Задание: Перепишите целиком и без единого изменения текст о Хемингуэе и Первой мировой войне, который приведён ниже.

Текст для чтения:
━━━━

И с этой даже не юношеской, а мальчишеской любовью к Хемингуэю связалась у меня одна странность: я полюбил первую мировую войну. Нет для меня чтения более интересного, чем всё относящееся к этой войне. Вот и сейчас навострил глаз на новейший американский бестселлер: "Первая мировая война" Джона Кигана, издательство Кнопф. Я знаю о ней очень много. Например, имя французского генерала, подавившего в апреле 17 года солдатские бунты на Западном фронте: Нивелль. Даже годы семнадцатый и восемнадцатый до сих пор звучат для меня не по-русски, а в ассоциации с событиями на тогдашнем Западе. В этом влеченье (род недуга) то ли вина, то ли заслуга того же Хемингуэя. Не войну я, конечно, полюбил, а ее описание. Скажу больше: искусство как таковое. Я понял, что точное впечатление достигается не многословием и попыткой тотального описания, а скупым подбором мастерски выбранных деталей. В поэтике это называется эллипсис. Такому пониманию больше всего способствовали те короткие фрагменты, которые предпосланы Хемингуэем в качестве, что ли, эпиграфов к рассказам книги "В наше время". Например:
Все были пьяны. Пьяна была вся батарея, в темноте двигавшаяся по дороге. Мы двигались по направлению к Шампани. Лейтенант то и дело сворачивал с дороги в поле и говорил своей лошади: "Я пьян, старина, я здорово пьян. Ох, ну и накачался же я". Мы шли в темноте по дороге всю ночь, и адъютант то и дело подъезжал к моей кухне и твердил: "Затуши огонь. Опасно. Нас заметят". Мы находились в пятидесяти километрах от фронта, но адъютанту не давал покоя огонь моей кухни. Чудно было идти по этой дороге. Я в то время был старшим по кухне.

━━━━

Предоставленный материал:
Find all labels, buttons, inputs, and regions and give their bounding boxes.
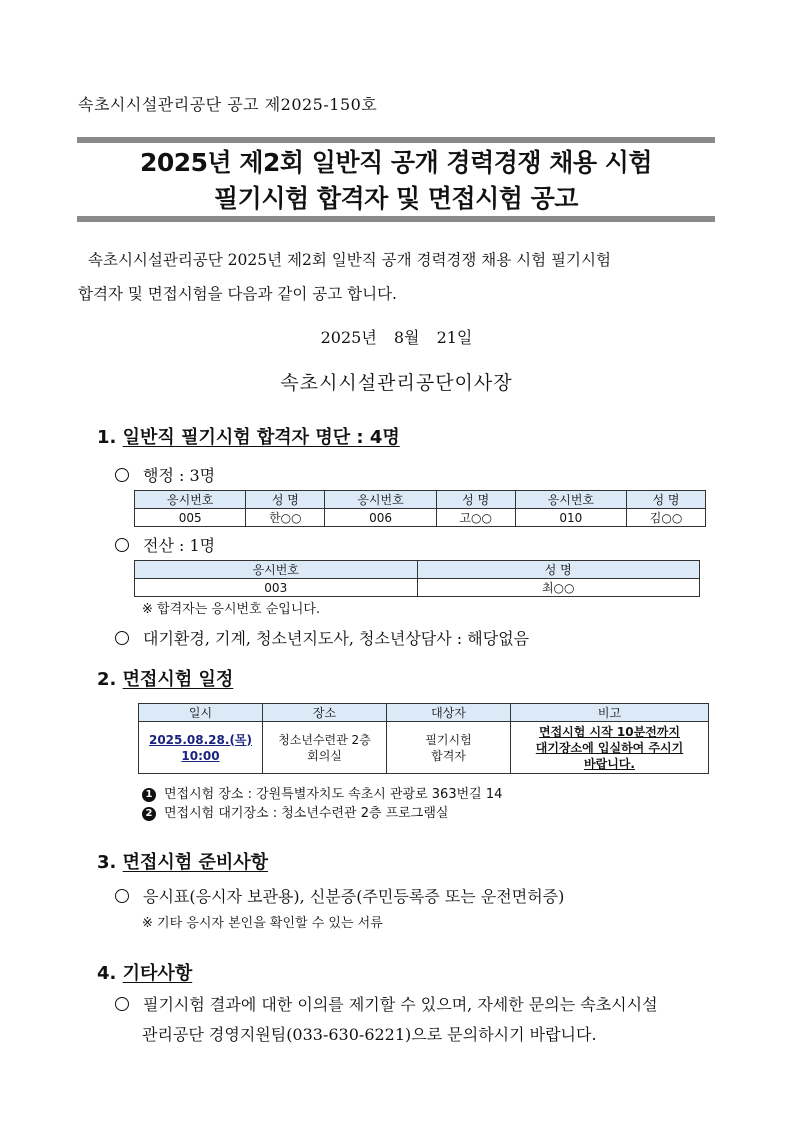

━━━━

Ожидаемый ответ:
И с этой даже не юношеской, а мальчишеской любовью к Хемингуэю связалась у меня одна странность: я полюбил первую мировую войну. Нет для меня чтения более интересного, чем всё относящееся к этой войне. Вот и сейчас навострил глаз на новейший американский бестселлер: "Первая мировая война" Джона Кигана, издательство Кнопф. Я знаю о ней очень много. Например, имя французского генерала, подавившего в апреле 17 года солдатские бунты на Западном фронте: Нивелль. Даже годы семнадцатый и восемнадцатый до сих пор звучат для меня не по-русски, а в ассоциации с событиями на тогдашнем Западе. В этом влеченье (род недуга) то ли вина, то ли заслуга того же Хемингуэя. Не войну я, конечно, полюбил, а ее описание. Скажу больше: искусство как таковое. Я понял, что точное впечатление достигается не многословием и попыткой тотального описания, а скупым подбором мастерски выбранных деталей. В поэтике это называется эллипсис. Такому пониманию больше всего способствовали те короткие фрагменты, которые предпосланы Хемингуэем в качестве, что ли, эпиграфов к рассказам книги "В наше время". Например:
Все были пьяны. Пьяна была вся батарея, в темноте двигавшаяся по дороге. Мы двигались по направлению к Шампани. Лейтенант то и дело сворачивал с дороги в поле и говорил своей лошади: "Я пьян, старина, я здорово пьян. Ох, ну и накачался же я". Мы шли в темноте по дороге всю ночь, и адъютант то и дело подъезжал к моей кухне и твердил: "Затуши огонь. Опасно. Нас заметят". Мы находились в пятидесяти километрах от фронта, но адъютанту не давал покоя огонь моей кухни. Чудно было идти по этой дороге. Я в то время был старшим по кухне.